**Exercise details**
Copy every line of the material below character for character, leaving out the pictures.

**Data**
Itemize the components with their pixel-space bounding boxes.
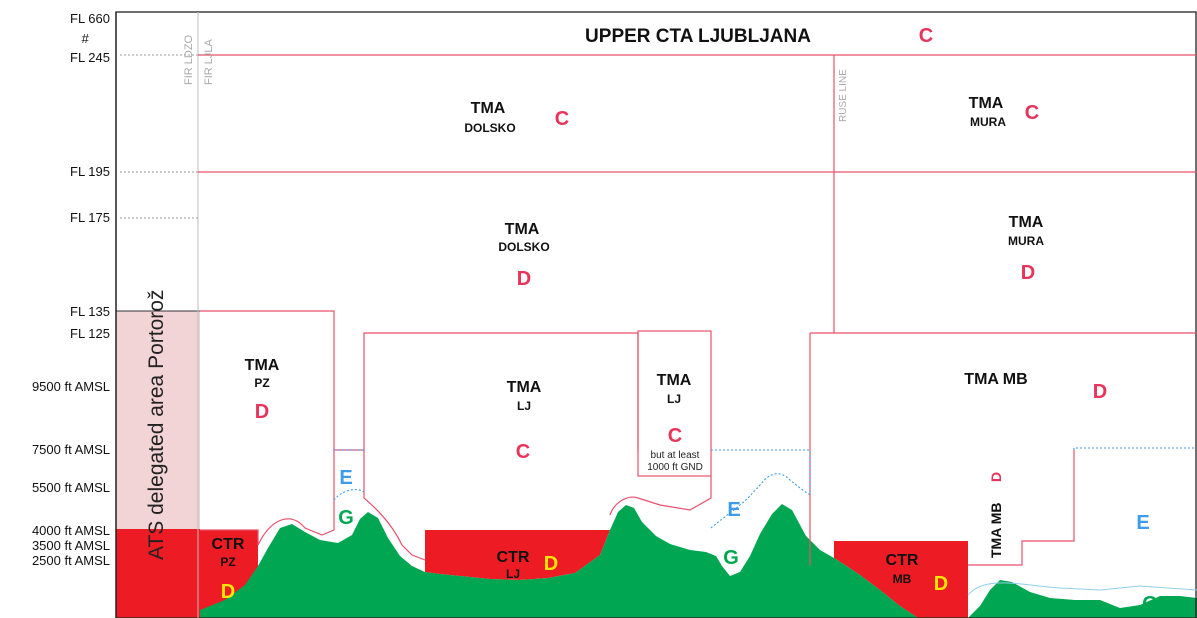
tma-lj-sub: LJ: [517, 399, 531, 413]
ats-delegated-area: [116, 311, 200, 529]
upper-cta-name: UPPER CTA LJUBLJANA: [585, 26, 811, 47]
ctr-lj-name: CTR: [497, 549, 530, 566]
label-fl135: FL 135: [70, 304, 110, 319]
label-9500ft: 9500 ft AMSL: [32, 379, 110, 394]
tma-lj-box-note1: but at least: [651, 450, 700, 461]
ctr-lj-area: [425, 530, 610, 580]
class-e-mb: E: [1136, 512, 1149, 534]
class-e-lj: E: [727, 499, 740, 521]
tma-dolsko-upper-name: TMA: [471, 100, 506, 117]
tma-mb-class: D: [1093, 381, 1107, 403]
tma-mura-lower-sub: MURA: [1008, 234, 1044, 248]
class-e-lower-boundary-east: [967, 582, 1197, 596]
class-g-lj: G: [723, 547, 739, 569]
label-5500ft: 5500 ft AMSL: [32, 480, 110, 495]
tma-dolsko-lower-sub: DOLSKO: [498, 240, 549, 254]
tma-pz-sub: PZ: [254, 376, 269, 390]
label-7500ft: 7500 ft AMSL: [32, 442, 110, 457]
tma-lj-class: C: [516, 441, 530, 463]
ctr-pz-class: D: [221, 581, 235, 603]
tma-boundaries: [198, 54, 1196, 566]
class-g-mb: G: [1142, 593, 1158, 615]
label-ruse-line: RUSE LINE: [838, 69, 849, 122]
ctr-pz-sub: PZ: [220, 555, 235, 569]
tma-dolsko-lower-class: D: [517, 268, 531, 290]
upper-cta-class: C: [919, 25, 933, 47]
tma-dolsko-upper-class: C: [555, 108, 569, 130]
label-hash: #: [81, 31, 89, 46]
label-3500ft: 3500 ft AMSL: [32, 538, 110, 553]
terrain-main: [200, 504, 918, 618]
label-fl175: FL 175: [70, 210, 110, 225]
tma-dolsko-lower-name: TMA: [505, 221, 540, 238]
label-fl660: FL 660: [70, 11, 110, 26]
class-e-boundaries: [333, 447, 1196, 529]
tma-mura-lower-name: TMA: [1009, 214, 1044, 231]
tma-lj-box-class: C: [668, 425, 682, 447]
terrain-east: [968, 580, 1197, 618]
label-fir-ljla: FIR LJLA: [203, 38, 215, 85]
ctr-mb-area: [834, 541, 968, 618]
tma-lj-name: TMA: [507, 379, 542, 396]
tma-pz-class: D: [255, 401, 269, 423]
tma-mura-upper-class: C: [1025, 102, 1039, 124]
class-g-pz: G: [338, 507, 354, 529]
label-fl125: FL 125: [70, 326, 110, 341]
tma-mb-vertical-name: TMA MB: [988, 503, 1004, 558]
ctr-pz-name: CTR: [212, 536, 245, 553]
label-fl245: FL 245: [70, 50, 110, 65]
label-4000ft: 4000 ft AMSL: [32, 523, 110, 538]
ctr-mb-class: D: [934, 573, 948, 595]
label-2500ft: 2500 ft AMSL: [32, 553, 110, 568]
class-e-pz: E: [339, 467, 352, 489]
level-leaders: [120, 54, 198, 219]
tma-dolsko-upper-sub: DOLSKO: [464, 121, 515, 135]
ctr-lj-sub: LJ: [506, 567, 520, 581]
tma-lj-box-name: TMA: [657, 372, 692, 389]
ats-area-ctr-block: [116, 529, 200, 618]
tma-mb-name: TMA MB: [964, 371, 1027, 388]
tma-mb-vertical-class: D: [988, 472, 1004, 482]
tma-pz-name: TMA: [245, 357, 280, 374]
tma-lj-box-sub: LJ: [667, 392, 681, 406]
label-fl195: FL 195: [70, 164, 110, 179]
ats-delegated-area-label: ATS delegated area Portorož: [145, 290, 168, 560]
tma-mura-lower-class: D: [1021, 262, 1035, 284]
ctr-mb-name: CTR: [886, 552, 919, 569]
ctr-mb-sub: MB: [893, 572, 912, 586]
tma-lj-box-note2: 1000 ft GND: [647, 462, 703, 473]
label-fir-ldzo: FIR LDZO: [183, 34, 195, 85]
ctr-lj-class: D: [544, 553, 558, 575]
tma-mura-upper-sub: MURA: [970, 115, 1006, 129]
tma-mura-upper-name: TMA: [969, 95, 1004, 112]
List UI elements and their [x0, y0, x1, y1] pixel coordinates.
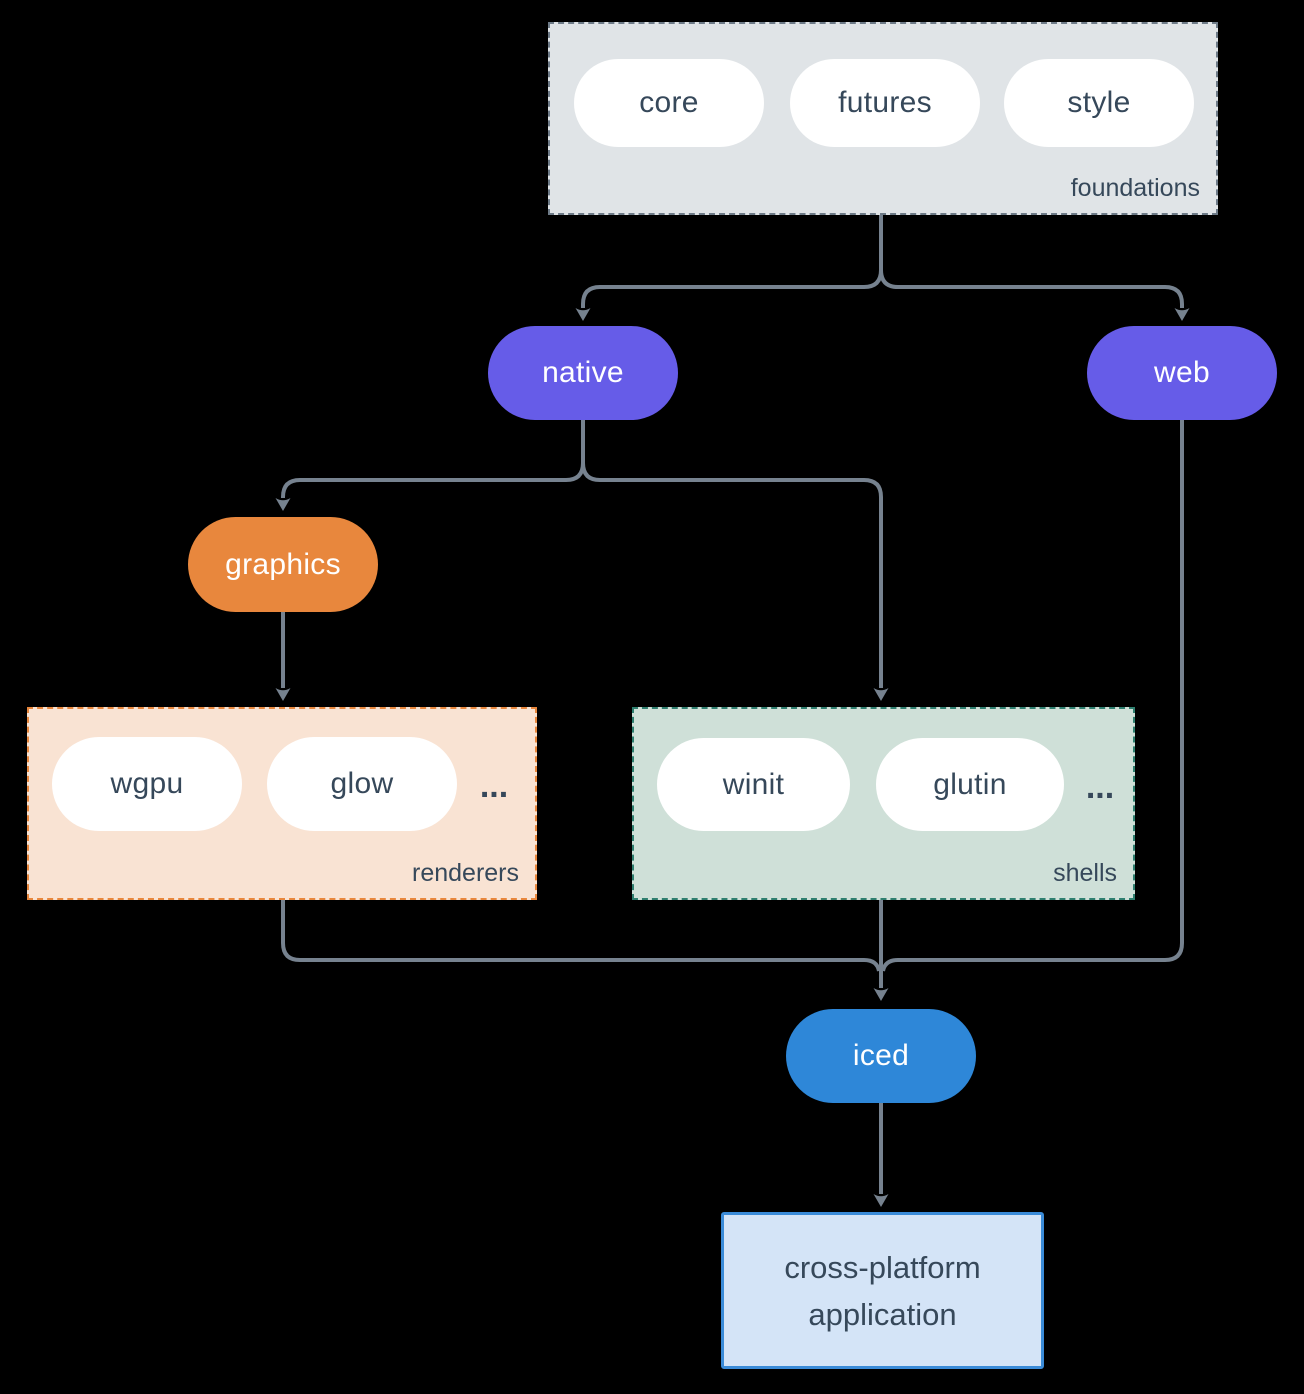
renderers-group: wgpu glow ... renderers [27, 707, 537, 900]
edge-web-merge [881, 420, 1184, 972]
shells-ellipsis: ... [1085, 768, 1115, 806]
native-label: native [542, 356, 624, 389]
style-node: style [1004, 59, 1194, 147]
wgpu-node: wgpu [52, 737, 242, 831]
web-label: web [1154, 356, 1210, 389]
application-label-line1: cross-platform [784, 1249, 981, 1285]
core-node: core [574, 59, 764, 147]
glow-label: glow [330, 767, 394, 800]
graphics-node: graphics [188, 517, 378, 612]
foundations-group-label: foundations [1070, 174, 1200, 202]
winit-node: winit [657, 738, 850, 831]
shells-group-label: shells [1053, 859, 1117, 887]
edge-native-shells [581, 462, 889, 701]
iced-label: iced [852, 1039, 910, 1072]
renderers-group-label: renderers [412, 859, 519, 887]
edge-renderers-merge [281, 900, 881, 972]
glutin-node: glutin [876, 738, 1064, 831]
futures-label: futures [838, 86, 932, 119]
iced-node: iced [786, 1009, 976, 1103]
native-node: native [488, 326, 678, 420]
edge-native-graphics [275, 462, 585, 511]
wgpu-label: wgpu [110, 767, 184, 800]
web-node: web [1087, 326, 1277, 420]
application-label-line2: application [808, 1296, 957, 1332]
shells-group: winit glutin ... shells [632, 707, 1135, 900]
glutin-label: glutin [933, 767, 1007, 801]
cross-platform-application-node: cross-platform application [721, 1212, 1044, 1369]
graphics-label: graphics [225, 547, 341, 581]
style-label: style [1067, 86, 1131, 119]
edge-foundations-web [879, 269, 1190, 321]
futures-node: futures [790, 59, 980, 147]
edge-foundations-native [575, 269, 883, 321]
foundations-group: core futures style foundations [548, 22, 1218, 215]
renderers-ellipsis: ... [479, 767, 509, 805]
winit-label: winit [722, 767, 785, 801]
glow-node: glow [267, 737, 457, 831]
core-label: core [639, 86, 699, 119]
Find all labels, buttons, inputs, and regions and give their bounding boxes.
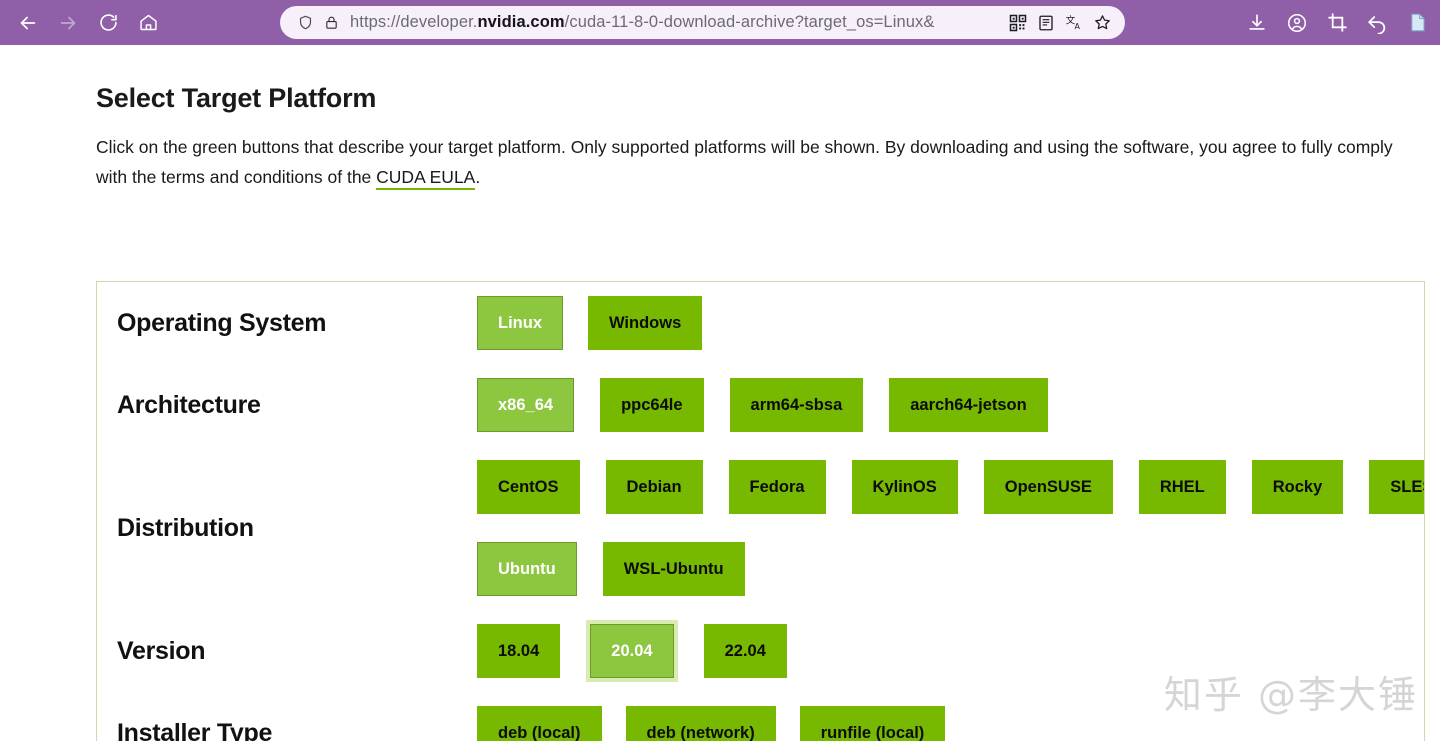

**The output**
Itemize the components with their pixel-space bounding boxes.
tma-lj-sub: LJ: [517, 399, 531, 413]
ats-delegated-area: [116, 311, 200, 529]
upper-cta-name: UPPER CTA LJUBLJANA: [585, 26, 811, 47]
ctr-lj-name: CTR: [497, 549, 530, 566]
label-fl135: FL 135: [70, 304, 110, 319]
label-9500ft: 9500 ft AMSL: [32, 379, 110, 394]
tma-lj-box-note1: but at least: [651, 450, 700, 461]
ctr-lj-area: [425, 530, 610, 580]
class-e-mb: E: [1136, 512, 1149, 534]
class-e-lj: E: [727, 499, 740, 521]
tma-dolsko-upper-name: TMA: [471, 100, 506, 117]
tma-mb-class: D: [1093, 381, 1107, 403]
tma-mura-lower-sub: MURA: [1008, 234, 1044, 248]
class-e-lower-boundary-east: [967, 582, 1197, 596]
class-g-lj: G: [723, 547, 739, 569]
label-5500ft: 5500 ft AMSL: [32, 480, 110, 495]
tma-dolsko-lower-sub: DOLSKO: [498, 240, 549, 254]
tma-pz-sub: PZ: [254, 376, 269, 390]
label-7500ft: 7500 ft AMSL: [32, 442, 110, 457]
tma-lj-class: C: [516, 441, 530, 463]
ctr-pz-class: D: [221, 581, 235, 603]
tma-boundaries: [198, 54, 1196, 566]
class-g-mb: G: [1142, 593, 1158, 615]
label-ruse-line: RUSE LINE: [838, 69, 849, 122]
ctr-pz-sub: PZ: [220, 555, 235, 569]
tma-dolsko-lower-class: D: [517, 268, 531, 290]
upper-cta-class: C: [919, 25, 933, 47]
tma-dolsko-upper-class: C: [555, 108, 569, 130]
label-hash: #: [81, 31, 89, 46]
label-3500ft: 3500 ft AMSL: [32, 538, 110, 553]
terrain-main: [200, 504, 918, 618]
label-fl175: FL 175: [70, 210, 110, 225]
tma-dolsko-lower-name: TMA: [505, 221, 540, 238]
label-fl660: FL 660: [70, 11, 110, 26]
class-e-boundaries: [333, 447, 1196, 529]
tma-mura-lower-name: TMA: [1009, 214, 1044, 231]
tma-lj-box-class: C: [668, 425, 682, 447]
terrain-east: [968, 580, 1197, 618]
label-fir-ljla: FIR LJLA: [203, 38, 215, 85]
ctr-mb-area: [834, 541, 968, 618]
tma-lj-name: TMA: [507, 379, 542, 396]
tma-pz-class: D: [255, 401, 269, 423]
tma-mura-upper-class: C: [1025, 102, 1039, 124]
class-g-pz: G: [338, 507, 354, 529]
label-fl125: FL 125: [70, 326, 110, 341]
tma-mb-vertical-name: TMA MB: [988, 503, 1004, 558]
ctr-pz-name: CTR: [212, 536, 245, 553]
label-fl245: FL 245: [70, 50, 110, 65]
label-4000ft: 4000 ft AMSL: [32, 523, 110, 538]
ctr-mb-class: D: [934, 573, 948, 595]
label-2500ft: 2500 ft AMSL: [32, 553, 110, 568]
class-e-pz: E: [339, 467, 352, 489]
level-leaders: [120, 54, 198, 219]
tma-dolsko-upper-sub: DOLSKO: [464, 121, 515, 135]
ctr-lj-sub: LJ: [506, 567, 520, 581]
tma-lj-box-name: TMA: [657, 372, 692, 389]
ats-area-ctr-block: [116, 529, 200, 618]
tma-mb-name: TMA MB: [964, 371, 1027, 388]
tma-mb-vertical-class: D: [988, 472, 1004, 482]
tma-pz-name: TMA: [245, 357, 280, 374]
tma-lj-box-sub: LJ: [667, 392, 681, 406]
label-fl195: FL 195: [70, 164, 110, 179]
ats-delegated-area-label: ATS delegated area Portorož: [145, 290, 168, 560]
tma-mura-lower-class: D: [1021, 262, 1035, 284]
ctr-mb-name: CTR: [886, 552, 919, 569]
ctr-mb-sub: MB: [893, 572, 912, 586]
tma-lj-box-note2: 1000 ft GND: [647, 462, 703, 473]
label-fir-ldzo: FIR LDZO: [183, 34, 195, 85]
ctr-lj-class: D: [544, 553, 558, 575]
tma-mura-upper-sub: MURA: [970, 115, 1006, 129]
tma-mura-upper-name: TMA: [969, 95, 1004, 112]
List UI elements and their [x0, y0, x1, y1] pixel coordinates.
renderers-group: wgpu glow ... renderers [27, 707, 537, 900]
edge-web-merge [881, 420, 1184, 972]
shells-ellipsis: ... [1085, 768, 1115, 806]
native-label: native [542, 356, 624, 389]
style-node: style [1004, 59, 1194, 147]
wgpu-node: wgpu [52, 737, 242, 831]
web-label: web [1154, 356, 1210, 389]
application-label-line1: cross-platform [784, 1249, 981, 1285]
core-node: core [574, 59, 764, 147]
glow-label: glow [330, 767, 394, 800]
graphics-node: graphics [188, 517, 378, 612]
foundations-group-label: foundations [1070, 174, 1200, 202]
winit-node: winit [657, 738, 850, 831]
shells-group-label: shells [1053, 859, 1117, 887]
edge-native-shells [581, 462, 889, 701]
iced-label: iced [852, 1039, 910, 1072]
renderers-group-label: renderers [412, 859, 519, 887]
edge-renderers-merge [281, 900, 881, 972]
glutin-node: glutin [876, 738, 1064, 831]
futures-label: futures [838, 86, 932, 119]
iced-node: iced [786, 1009, 976, 1103]
native-node: native [488, 326, 678, 420]
edge-native-graphics [275, 462, 585, 511]
wgpu-label: wgpu [110, 767, 184, 800]
web-node: web [1087, 326, 1277, 420]
application-label-line2: application [808, 1296, 957, 1332]
shells-group: winit glutin ... shells [632, 707, 1135, 900]
glutin-label: glutin [933, 767, 1007, 801]
cross-platform-application-node: cross-platform application [721, 1212, 1044, 1369]
graphics-label: graphics [225, 547, 341, 581]
style-label: style [1067, 86, 1131, 119]
edge-foundations-web [879, 269, 1190, 321]
futures-node: futures [790, 59, 980, 147]
edge-foundations-native [575, 269, 883, 321]
foundations-group: core futures style foundations [548, 22, 1218, 215]
renderers-ellipsis: ... [479, 767, 509, 805]
winit-label: winit [722, 767, 785, 801]
glow-node: glow [267, 737, 457, 831]
core-label: core [639, 86, 699, 119]
Find all labels, buttons, inputs, and regions and give their bounding boxes.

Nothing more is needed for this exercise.